● **GIVEN EXERCISE**
Collect all the lines that mention the word "Mường".

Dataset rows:
········
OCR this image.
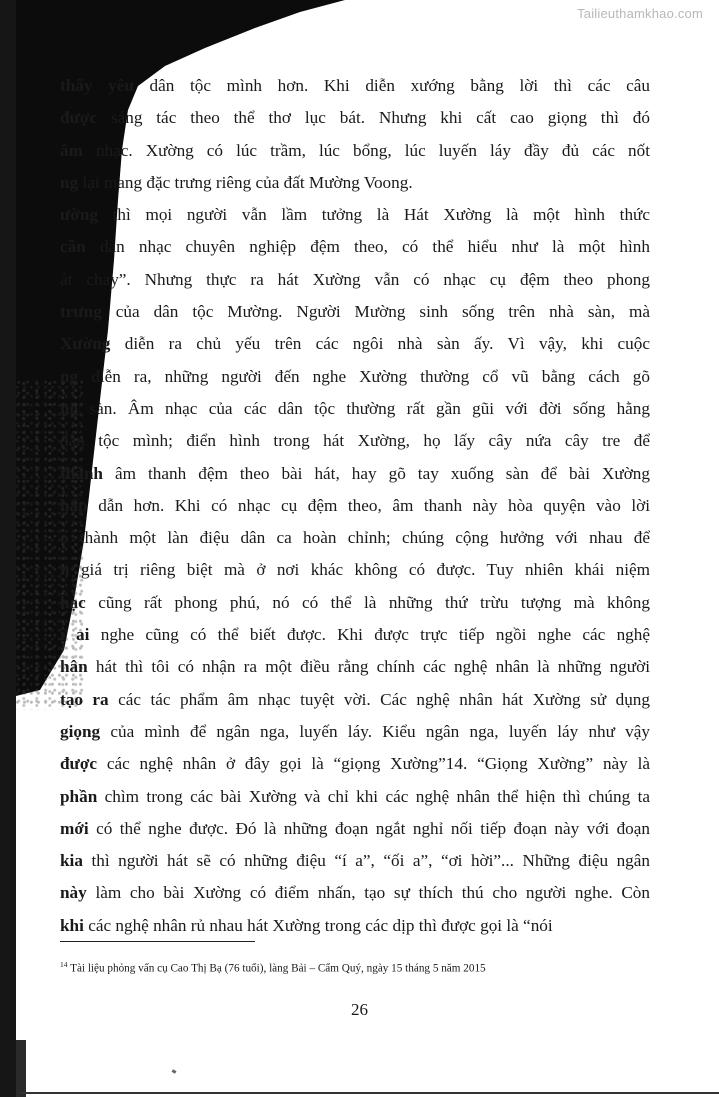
Tailieuthamkhao.com
thấy yêu dân tộc mình hơn. Khi diễn xướng bằng lời thì các câu
được sáng tác theo thể thơ lục bát. Nhưng khi cất cao giọng thì đó
âm nhạc. Xường có lúc trầm, lúc bổng, lúc luyến láy đầy đủ các nốt
ng lại mang đặc trưng riêng của đất Mường Voong.
ường thì mọi người vẫn lầm tưởng là Hát Xường là một hình thức
cần dàn nhạc chuyên nghiệp đệm theo, có thể hiểu như là một hình
át chay”. Nhưng thực ra hát Xường vẫn có nhạc cụ đệm theo phong
trưng của dân tộc Mường. Người Mường sinh sống trên nhà sàn, mà
Xường diễn ra chủ yếu trên các ngôi nhà sàn ấy. Vì vậy, khi cuộc
ng diễn ra, những người đến nghe Xường thường cổ vũ bằng cách gõ
ng sàn. Âm nhạc của các dân tộc thường rất gần gũi với đời sống hằng
dân tộc mình; điển hình trong hát Xường, họ lấy cây nứa cây tre để
thành âm thanh đệm theo bài hát, hay gõ tay xuống sàn để bài Xường
hấp dẫn hơn. Khi có nhạc cụ đệm theo, âm thanh này hòa quyện vào lời
o thành một làn điệu dân ca hoàn chỉnh; chúng cộng hưởng với nhau để
n giá trị riêng biệt mà ở nơi khác không có được. Tuy nhiên khái niệm
hạc cũng rất phong phú, nó có thể là những thứ trừu tượng mà không
i ai nghe cũng có thể biết được. Khi được trực tiếp ngồi nghe các nghệ
hân hát thì tôi có nhận ra một điều rằng chính các nghệ nhân là những người
tạo ra các tác phẩm âm nhạc tuyệt vời. Các nghệ nhân hát Xường sử dụng
giọng của mình để ngân nga, luyến láy. Kiểu ngân nga, luyến láy như vậy
được các nghệ nhân ở đây gọi là “giọng Xường”14. “Giọng Xường” này là
phần chìm trong các bài Xường và chỉ khi các nghệ nhân thể hiện thì chúng ta
mới có thể nghe được. Đó là những đoạn ngắt nghỉ nối tiếp đoạn này với đoạn
kia thì người hát sẽ có những điệu “í a”, “ối a”, “ơi hời”... Những điệu ngân
này làm cho bài Xường có điểm nhấn, tạo sự thích thú cho người nghe. Còn
khi các nghệ nhân rủ nhau hát Xường trong các dịp thì được gọi là “nói
$^{14}$ Tài liệu phỏng vấn cụ Cao Thị Bạ (76 tuổi), làng Bải – Cẩm Quý, ngày 15 tháng 5 năm 2015
26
········
● **TASK OUTPUT**
ng lại mang đặc trưng riêng của đất Mường Voong.
trưng của dân tộc Mường. Người Mường sinh sống trên nhà sàn, mà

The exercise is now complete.